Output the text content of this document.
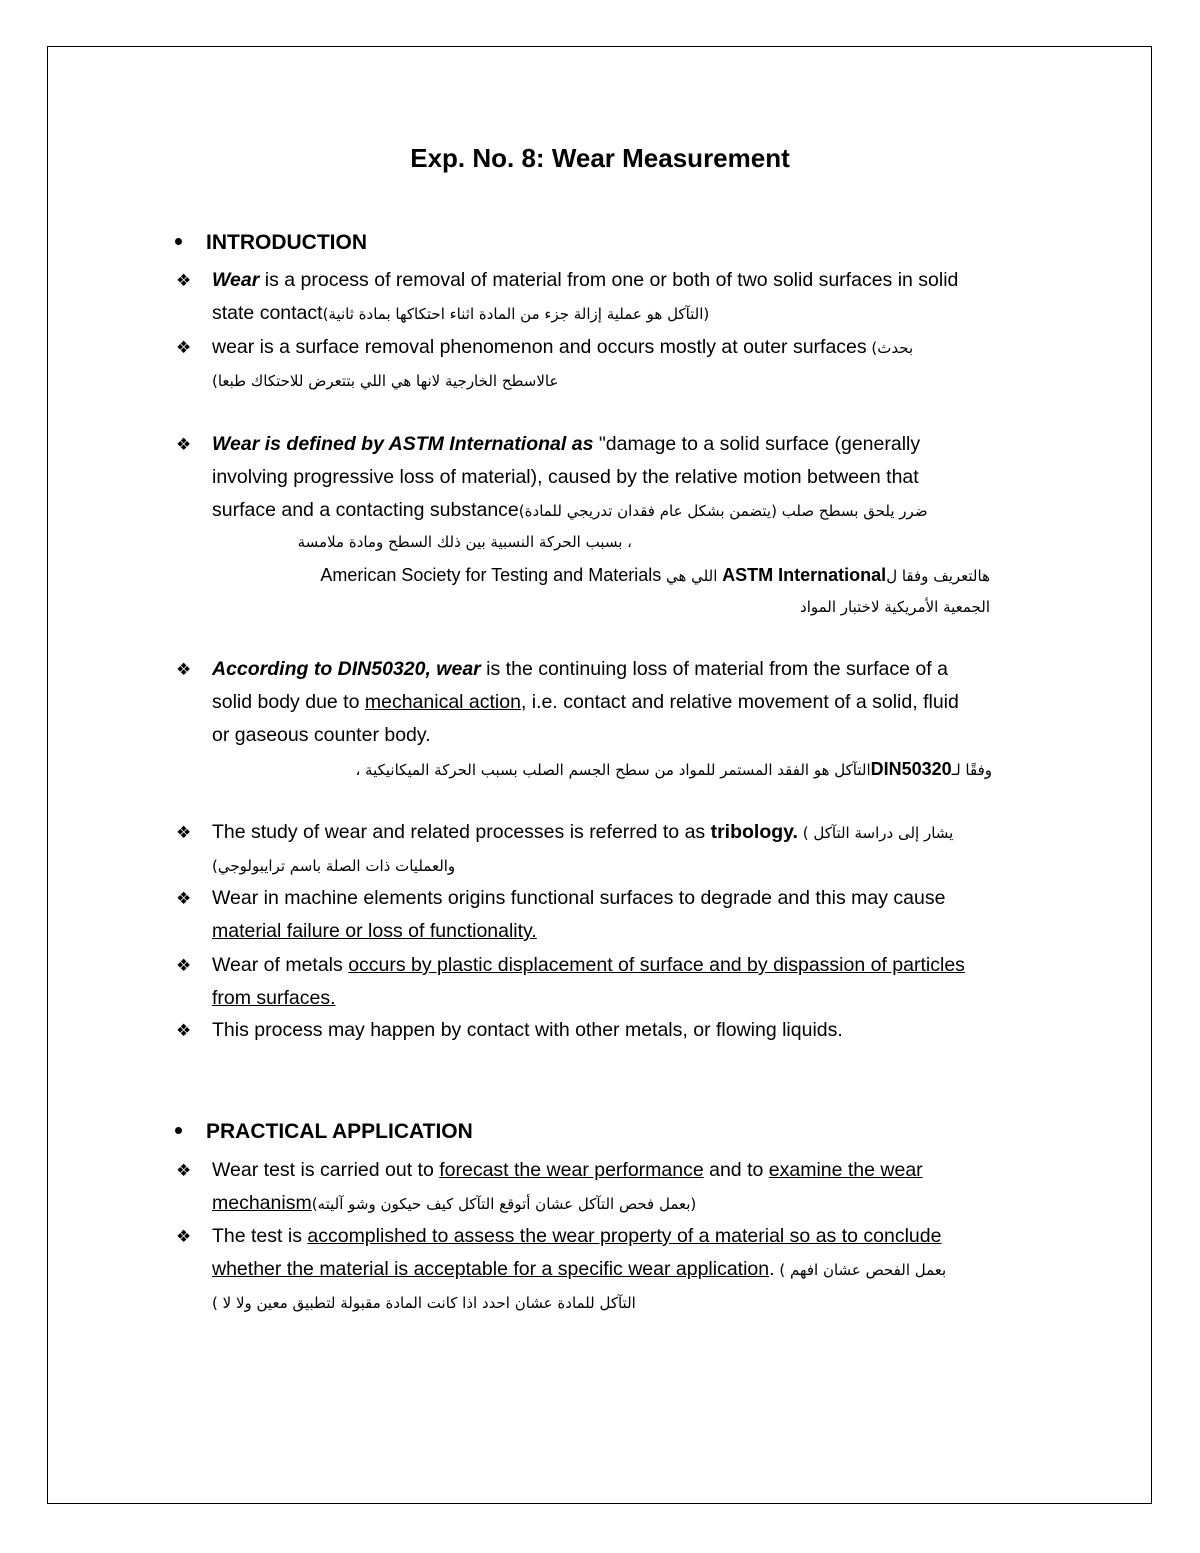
Exp. No. 8: Wear Measurement
INTRODUCTION
❖ Wear is a process of removal of material from one or both of two solid surfaces in solid
state contact(التآكل هو عملية إزالة جزء من المادة اثناء احتكاكها بمادة ثانية)
❖ wear is a surface removal phenomenon and occurs mostly at outer surfaces (بحدث
عالاسطح الخارجية لانها هي اللي بتتعرض للاحتكاك طبعا)
❖ Wear is defined by ASTM International as "damage to a solid surface (generally
involving progressive loss of material), caused by the relative motion between that
surface and a contacting substance ضرر يلحق بسطح صلب (يتضمن بشكل عام فقدان تدريجي للمادة)
، بسبب الحركة النسبية بين ذلك السطح ومادة ملامسة
American Society for Testing and Materials اللي هي ASTM Internationalهالتعريف وفقا ل
الجمعية الأمريكية لاختبار المواد
❖ According to DIN50320, wear is the continuing loss of material from the surface of a
solid body due to mechanical action, i.e. contact and relative movement of a solid, fluid
or gaseous counter body.
، التآكل هو الفقد المستمر للمواد من سطح الجسم الصلب بسبب الحركة الميكانيكيةDIN50320وفقًا لـ
❖ The study of wear and related processes is referred to as tribology. ( يشار إلى دراسة التآكل
والعمليات ذات الصلة باسم ترايبولوجي)
❖ Wear in machine elements origins functional surfaces to degrade and this may cause
material failure or loss of functionality.
❖ Wear of metals occurs by plastic displacement of surface and by dispassion of particles
from surfaces.
❖ This process may happen by contact with other metals, or flowing liquids.
PRACTICAL APPLICATION
❖ Wear test is carried out to forecast the wear performance and to examine the wear
mechanism(بعمل فحص التآكل عشان أتوقع التآكل كيف حيكون وشو آليته)
❖ The test is accomplished to assess the wear property of a material so as to conclude
whether the material is acceptable for a specific wear application. ( بعمل الفحص عشان افهم
التآكل للمادة عشان احدد اذا كانت المادة مقبولة لتطبيق معين ولا لا )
══════
• Exercise brief:
Set the listing down in full and exactly. Pictures within it should not appear in the copy.

• Result of the exercise:
Output the text content of this document.
Exp. No. 8: Wear Measurement
INTRODUCTION
❖ Wear is a process of removal of material from one or both of two solid surfaces in solid
state contact(التآكل هو عملية إزالة جزء من المادة اثناء احتكاكها بمادة ثانية)
❖ wear is a surface removal phenomenon and occurs mostly at outer surfaces (بحدث
عالاسطح الخارجية لانها هي اللي بتتعرض للاحتكاك طبعا)
❖ Wear is defined by ASTM International as "damage to a solid surface (generally
involving progressive loss of material), caused by the relative motion between that
surface and a contacting substance ضرر يلحق بسطح صلب (يتضمن بشكل عام فقدان تدريجي للمادة)
، بسبب الحركة النسبية بين ذلك السطح ومادة ملامسة
American Society for Testing and Materials اللي هي ASTM Internationalهالتعريف وفقا ل
الجمعية الأمريكية لاختبار المواد
❖ According to DIN50320, wear is the continuing loss of material from the surface of a
solid body due to mechanical action, i.e. contact and relative movement of a solid, fluid
or gaseous counter body.
، التآكل هو الفقد المستمر للمواد من سطح الجسم الصلب بسبب الحركة الميكانيكيةDIN50320وفقًا لـ
❖ The study of wear and related processes is referred to as tribology. ( يشار إلى دراسة التآكل
والعمليات ذات الصلة باسم ترايبولوجي)
❖ Wear in machine elements origins functional surfaces to degrade and this may cause
material failure or loss of functionality.
❖ Wear of metals occurs by plastic displacement of surface and by dispassion of particles
from surfaces.
❖ This process may happen by contact with other metals, or flowing liquids.
PRACTICAL APPLICATION
❖ Wear test is carried out to forecast the wear performance and to examine the wear
mechanism(بعمل فحص التآكل عشان أتوقع التآكل كيف حيكون وشو آليته)
❖ The test is accomplished to assess the wear property of a material so as to conclude
whether the material is acceptable for a specific wear application. ( بعمل الفحص عشان افهم
التآكل للمادة عشان احدد اذا كانت المادة مقبولة لتطبيق معين ولا لا )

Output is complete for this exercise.